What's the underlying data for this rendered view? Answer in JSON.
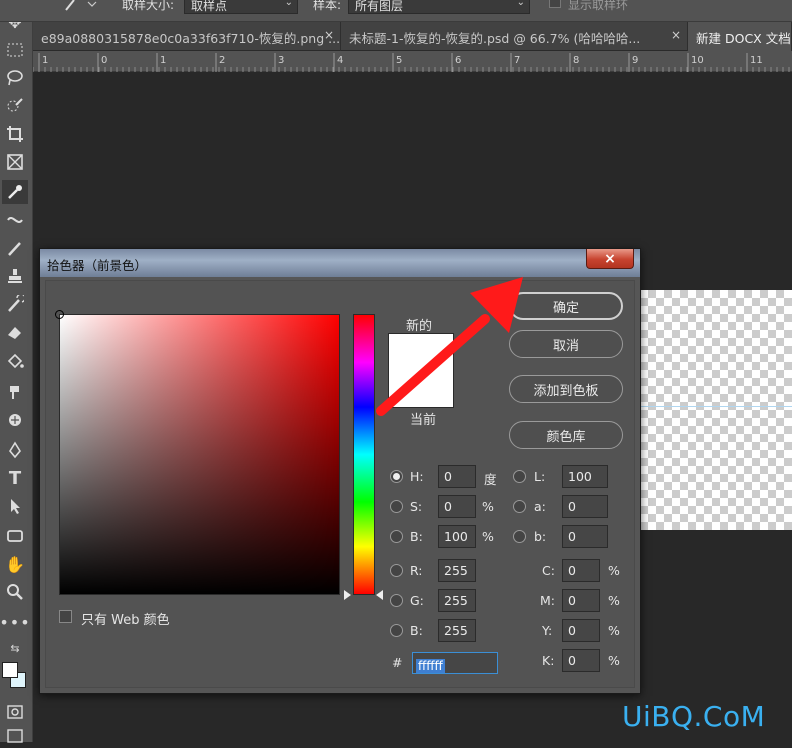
{
  "options_bar": {
    "sample_size_label": "取样大小:",
    "sample_size_value": "取样点",
    "sample_label": "样本:",
    "sample_value": "所有图层",
    "show_ring_label": "显示取样环"
  },
  "tabs": [
    {
      "label": "e89a0880315878e0c0a33f63f710-恢复的.png ...",
      "close": "×"
    },
    {
      "label": "未标题-1-恢复的-恢复的.psd @ 66.7% (哈哈哈哈...",
      "close": "×"
    },
    {
      "label": "新建 DOCX 文档",
      "close": ""
    }
  ],
  "ruler_labels": [
    "1",
    "0",
    "1",
    "2",
    "3",
    "4",
    "5",
    "6",
    "7",
    "8",
    "9",
    "10",
    "11"
  ],
  "dialog": {
    "title": "拾色器（前景色）",
    "close_icon": "×",
    "buttons": {
      "ok": "确定",
      "cancel": "取消",
      "add_swatch": "添加到色板",
      "color_library": "颜色库"
    },
    "new_label": "新的",
    "current_label": "当前",
    "web_only_label": "只有 Web 颜色",
    "fields": {
      "H": {
        "label": "H:",
        "value": "0",
        "unit": "度"
      },
      "S": {
        "label": "S:",
        "value": "0",
        "unit": "%"
      },
      "Bv": {
        "label": "B:",
        "value": "100",
        "unit": "%"
      },
      "R": {
        "label": "R:",
        "value": "255"
      },
      "G": {
        "label": "G:",
        "value": "255"
      },
      "Bc": {
        "label": "B:",
        "value": "255"
      },
      "L": {
        "label": "L:",
        "value": "100"
      },
      "a": {
        "label": "a:",
        "value": "0"
      },
      "b": {
        "label": "b:",
        "value": "0"
      },
      "C": {
        "label": "C:",
        "value": "0",
        "unit": "%"
      },
      "M": {
        "label": "M:",
        "value": "0",
        "unit": "%"
      },
      "Y": {
        "label": "Y:",
        "value": "0",
        "unit": "%"
      },
      "K": {
        "label": "K:",
        "value": "0",
        "unit": "%"
      },
      "hex_label": "#",
      "hex": "ffffff"
    },
    "selected_color": "#ffffff",
    "hue_color": "#ff0000"
  },
  "watermark": "UiBQ.CoM"
}
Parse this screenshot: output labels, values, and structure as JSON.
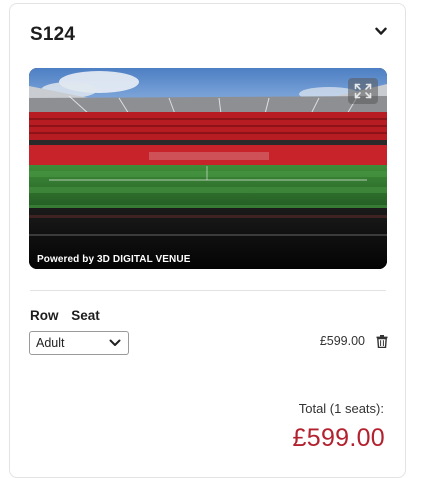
{
  "section": {
    "title": "S124"
  },
  "venue_view": {
    "powered_by": "Powered by 3D DIGITAL VENUE",
    "expand_icon": "expand-arrows-icon",
    "collapse_icon": "chevron-down-icon"
  },
  "seat_table": {
    "row_header": "Row",
    "seat_header": "Seat",
    "ticket_type": {
      "selected": "Adult"
    },
    "price": "£599.00",
    "remove_icon": "trash-icon"
  },
  "summary": {
    "total_label": "Total (1 seats):",
    "total_amount": "£599.00"
  },
  "colors": {
    "accent_price": "#b3212f",
    "stand_red": "#c21d24",
    "pitch_green": "#2f7a2f"
  }
}
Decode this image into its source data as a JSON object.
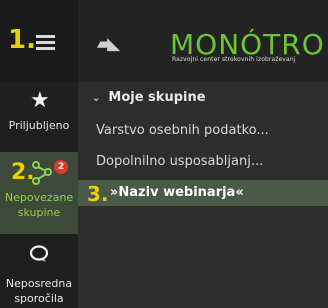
{
  "steps": {
    "one": "1.",
    "two": "2.",
    "three": "3."
  },
  "brand": {
    "name": "MONÓTRO",
    "tagline": "Razvojni center strokovnih izobraževanj"
  },
  "icons": {
    "menu": "hamburger-icon",
    "ms": "ms-teams-icon",
    "favorite": "star-icon",
    "groups": "nodes-icon",
    "messages": "chat-bubble-icon"
  },
  "sidebar": {
    "favorites": "Priljubljeno",
    "groups_line1": "Nepovezane",
    "groups_line2": "skupine",
    "groups_badge": "2",
    "messages_line1": "Neposredna",
    "messages_line2": "sporočila"
  },
  "panel": {
    "section_title": "Moje skupine",
    "items": [
      "Varstvo osebnih podatko...",
      "Dopolnilno usposabljanj...",
      "»Naziv webinarja«"
    ]
  },
  "colors": {
    "accent_yellow": "#e8d000",
    "brand_green": "#6cc534",
    "badge_red": "#e03a2e"
  }
}
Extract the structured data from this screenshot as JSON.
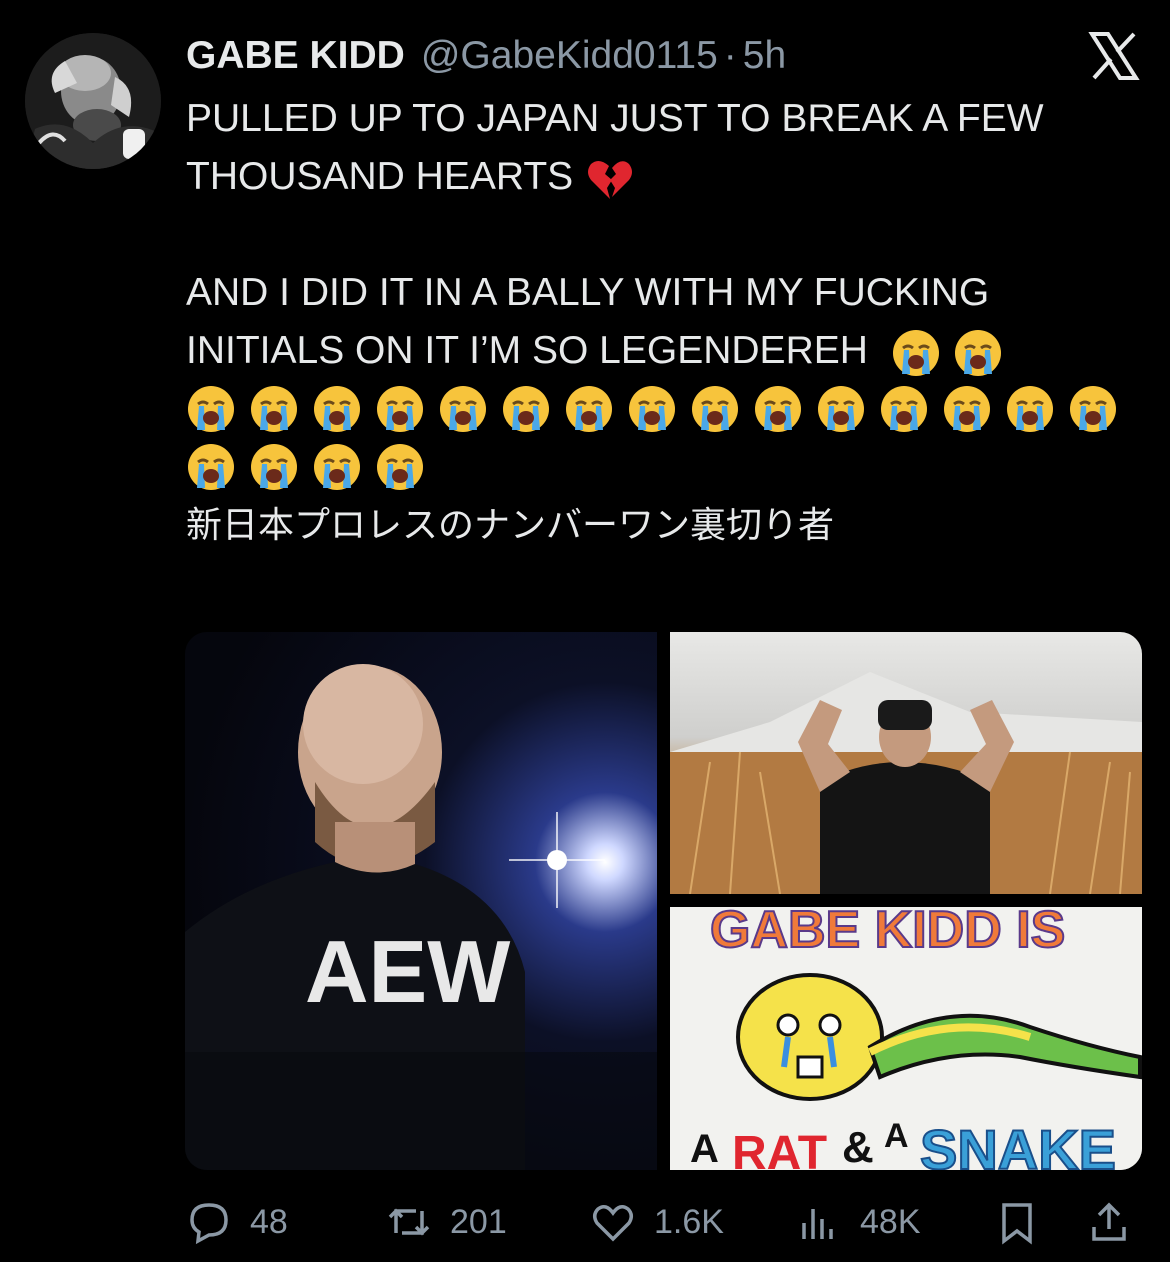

• • • • •

WHAT YOU SHOULD DO:
Make a word-for-word copy of the entries, without any pictures.

FINISHED TASK:
What's the underlying data for this rendered view? Answer in JSON.
{
  "options_bar": {
    "sample_size_label": "取样大小:",
    "sample_size_value": "取样点",
    "sample_label": "样本:",
    "sample_value": "所有图层",
    "show_ring_label": "显示取样环"
  },
  "tabs": [
    {
      "label": "e89a0880315878e0c0a33f63f710-恢复的.png ...",
      "close": "×"
    },
    {
      "label": "未标题-1-恢复的-恢复的.psd @ 66.7% (哈哈哈哈...",
      "close": "×"
    },
    {
      "label": "新建 DOCX 文档",
      "close": ""
    }
  ],
  "ruler_labels": [
    "1",
    "0",
    "1",
    "2",
    "3",
    "4",
    "5",
    "6",
    "7",
    "8",
    "9",
    "10",
    "11"
  ],
  "dialog": {
    "title": "拾色器（前景色）",
    "close_icon": "×",
    "buttons": {
      "ok": "确定",
      "cancel": "取消",
      "add_swatch": "添加到色板",
      "color_library": "颜色库"
    },
    "new_label": "新的",
    "current_label": "当前",
    "web_only_label": "只有 Web 颜色",
    "fields": {
      "H": {
        "label": "H:",
        "value": "0",
        "unit": "度"
      },
      "S": {
        "label": "S:",
        "value": "0",
        "unit": "%"
      },
      "Bv": {
        "label": "B:",
        "value": "100",
        "unit": "%"
      },
      "R": {
        "label": "R:",
        "value": "255"
      },
      "G": {
        "label": "G:",
        "value": "255"
      },
      "Bc": {
        "label": "B:",
        "value": "255"
      },
      "L": {
        "label": "L:",
        "value": "100"
      },
      "a": {
        "label": "a:",
        "value": "0"
      },
      "b": {
        "label": "b:",
        "value": "0"
      },
      "C": {
        "label": "C:",
        "value": "0",
        "unit": "%"
      },
      "M": {
        "label": "M:",
        "value": "0",
        "unit": "%"
      },
      "Y": {
        "label": "Y:",
        "value": "0",
        "unit": "%"
      },
      "K": {
        "label": "K:",
        "value": "0",
        "unit": "%"
      },
      "hex_label": "#",
      "hex": "ffffff"
    },
    "selected_color": "#ffffff",
    "hue_color": "#ff0000"
  },
  "watermark": "UiBQ.CoM"
}
Parse this screenshot: output labels, values, and structure as JSON.
{
  "section": {
    "title": "S124"
  },
  "venue_view": {
    "powered_by": "Powered by 3D DIGITAL VENUE",
    "expand_icon": "expand-arrows-icon",
    "collapse_icon": "chevron-down-icon"
  },
  "seat_table": {
    "row_header": "Row",
    "seat_header": "Seat",
    "ticket_type": {
      "selected": "Adult"
    },
    "price": "£599.00",
    "remove_icon": "trash-icon"
  },
  "summary": {
    "total_label": "Total (1 seats):",
    "total_amount": "£599.00"
  },
  "colors": {
    "accent_price": "#b3212f",
    "stand_red": "#c21d24",
    "pitch_green": "#2f7a2f"
  }
}
Decode this image into its source data as a JSON object.
{
  "steps": {
    "one": "1.",
    "two": "2.",
    "three": "3."
  },
  "brand": {
    "name": "MONÓTRO",
    "tagline": "Razvojni center strokovnih izobraževanj"
  },
  "icons": {
    "menu": "hamburger-icon",
    "ms": "ms-teams-icon",
    "favorite": "star-icon",
    "groups": "nodes-icon",
    "messages": "chat-bubble-icon"
  },
  "sidebar": {
    "favorites": "Priljubljeno",
    "groups_line1": "Nepovezane",
    "groups_line2": "skupine",
    "groups_badge": "2",
    "messages_line1": "Neposredna",
    "messages_line2": "sporočila"
  },
  "panel": {
    "section_title": "Moje skupine",
    "items": [
      "Varstvo osebnih podatko...",
      "Dopolnilno usposabljanj...",
      "»Naziv webinarja«"
    ]
  },
  "colors": {
    "accent_yellow": "#e8d000",
    "brand_green": "#6cc534",
    "badge_red": "#e03a2e"
  }
}
Extract the structured data from this screenshot as JSON.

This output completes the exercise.